Exercises |
1. Using the thesis abstract, decide whether each statement agrees with it: (a) the abstract claims that automation failures in program verification can be fully eliminated; (b) automated program verification has moved beyond academic prototypes to industrial applications; (c) the thesis organizes its discussion around four development stages. For each, answer yes or no and quote the deciding words.
2. Duplicate the thesis abstract word for word, covering everything from "Worse yet, since" down to "beyond small-scale systems.".
3. According to the thesis abstract page, who was the advisor for this thesis?

Source passage |

Yi Zhou

Towards Scalable Automated Program Verification for System Software Degree Type: CS
Advisor(s): Bryan Parno
Graduated: May 2025

Abstract:

Automated Program Verification (APV) provides formal guarantees about
software while promising strong automation in the verification process. APV has
already seen preliminary successes in system software (e.g., file systems, network
protocols), extending beyond academic prototypes to industrial applications.
However, the scalability of APV becomes an issue as we move towards more
complex systems, where automation failures start to show up. Such failures
often require tedious manual fixes, breaking the pledge of automation in APV.
Worse yet, since program verification is fundamentally undecidable, automation
failures are inherently inevitable.
Nevertheless, that does not mean APV is hopeless beyond small-scale systems.
In this thesis, we organize the discussion around the development stages of APV:
(1) creating proofs, (2) reusing proofs, (3) debugging proofs, and (4) stabilizing
proofs. We argue that, despite the undecidable nature of program verification
in theory, we can overcome the scalability challenges that arise in practice, due
to the recurrent patterns in APV programming and reasoning.

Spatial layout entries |
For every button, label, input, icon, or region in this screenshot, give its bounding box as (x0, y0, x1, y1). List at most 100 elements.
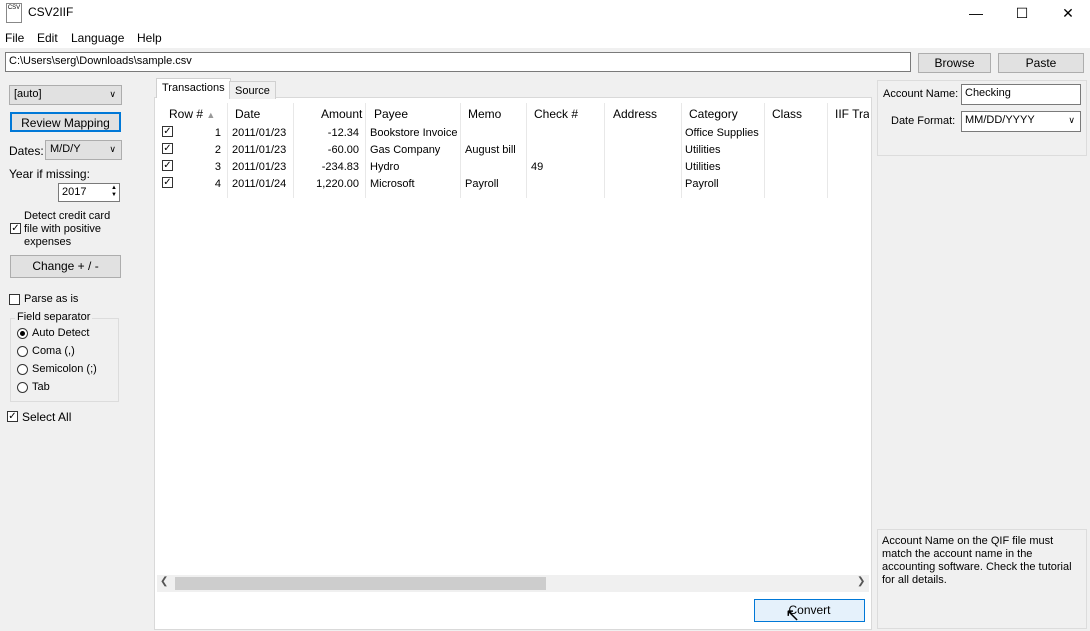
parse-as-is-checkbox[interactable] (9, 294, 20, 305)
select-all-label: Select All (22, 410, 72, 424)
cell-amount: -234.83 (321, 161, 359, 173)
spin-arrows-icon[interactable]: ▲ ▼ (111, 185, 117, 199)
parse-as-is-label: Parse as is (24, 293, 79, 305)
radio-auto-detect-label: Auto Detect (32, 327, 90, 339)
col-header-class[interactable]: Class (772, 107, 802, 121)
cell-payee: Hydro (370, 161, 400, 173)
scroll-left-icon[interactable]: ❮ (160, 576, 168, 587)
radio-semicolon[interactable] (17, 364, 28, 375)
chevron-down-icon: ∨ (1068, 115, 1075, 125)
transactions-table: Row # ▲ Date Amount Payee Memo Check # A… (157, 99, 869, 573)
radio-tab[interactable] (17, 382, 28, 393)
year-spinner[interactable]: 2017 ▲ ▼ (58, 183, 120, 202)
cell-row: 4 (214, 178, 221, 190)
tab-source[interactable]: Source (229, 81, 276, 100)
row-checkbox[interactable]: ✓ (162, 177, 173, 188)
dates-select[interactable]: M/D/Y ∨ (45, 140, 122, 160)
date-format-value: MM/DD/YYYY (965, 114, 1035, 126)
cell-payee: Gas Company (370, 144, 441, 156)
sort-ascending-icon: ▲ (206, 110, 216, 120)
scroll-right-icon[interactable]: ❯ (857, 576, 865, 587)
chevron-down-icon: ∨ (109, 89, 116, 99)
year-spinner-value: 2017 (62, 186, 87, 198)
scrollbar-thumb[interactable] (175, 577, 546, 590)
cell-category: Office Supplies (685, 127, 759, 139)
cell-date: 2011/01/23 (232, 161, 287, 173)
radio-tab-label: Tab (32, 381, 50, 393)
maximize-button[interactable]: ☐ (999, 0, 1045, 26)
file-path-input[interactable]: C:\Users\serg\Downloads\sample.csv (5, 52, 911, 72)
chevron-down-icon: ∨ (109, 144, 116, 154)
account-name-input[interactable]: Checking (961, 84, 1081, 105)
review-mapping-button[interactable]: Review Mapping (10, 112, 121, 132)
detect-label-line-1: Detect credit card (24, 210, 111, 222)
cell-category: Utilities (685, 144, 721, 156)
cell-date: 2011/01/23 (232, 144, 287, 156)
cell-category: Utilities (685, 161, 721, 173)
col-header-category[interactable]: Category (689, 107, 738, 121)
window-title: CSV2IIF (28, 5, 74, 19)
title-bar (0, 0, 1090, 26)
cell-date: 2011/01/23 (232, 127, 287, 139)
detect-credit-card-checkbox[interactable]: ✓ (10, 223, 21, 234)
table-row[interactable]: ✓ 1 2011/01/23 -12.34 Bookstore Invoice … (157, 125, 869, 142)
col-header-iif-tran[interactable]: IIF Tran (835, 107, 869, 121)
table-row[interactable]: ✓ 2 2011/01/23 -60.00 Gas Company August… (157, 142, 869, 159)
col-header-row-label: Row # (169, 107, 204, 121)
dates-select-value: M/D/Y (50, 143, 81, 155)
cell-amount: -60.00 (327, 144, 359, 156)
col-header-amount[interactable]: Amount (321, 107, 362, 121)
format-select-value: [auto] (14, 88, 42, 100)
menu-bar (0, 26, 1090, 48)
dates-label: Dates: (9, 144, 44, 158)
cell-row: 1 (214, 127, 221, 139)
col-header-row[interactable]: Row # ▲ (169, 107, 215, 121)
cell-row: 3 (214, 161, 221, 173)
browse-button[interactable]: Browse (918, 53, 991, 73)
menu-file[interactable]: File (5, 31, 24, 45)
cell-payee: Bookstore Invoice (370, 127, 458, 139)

Results in order |
1.
(a) No: "automation failures are inherently inevitable."
(b) Yes: "extending beyond academic prototypes to industrial applications."
(c) Yes: "(1) creating proofs, (2) reusing proofs, (3) debugging proofs, and (4) stabilizing proofs."

2.
Worse yet, since program verification is fundamentally undecidable, automation
failures are inherently inevitable.
Nevertheless, that does not mean APV is hopeless beyond small-scale systems.

3. Bryan Parno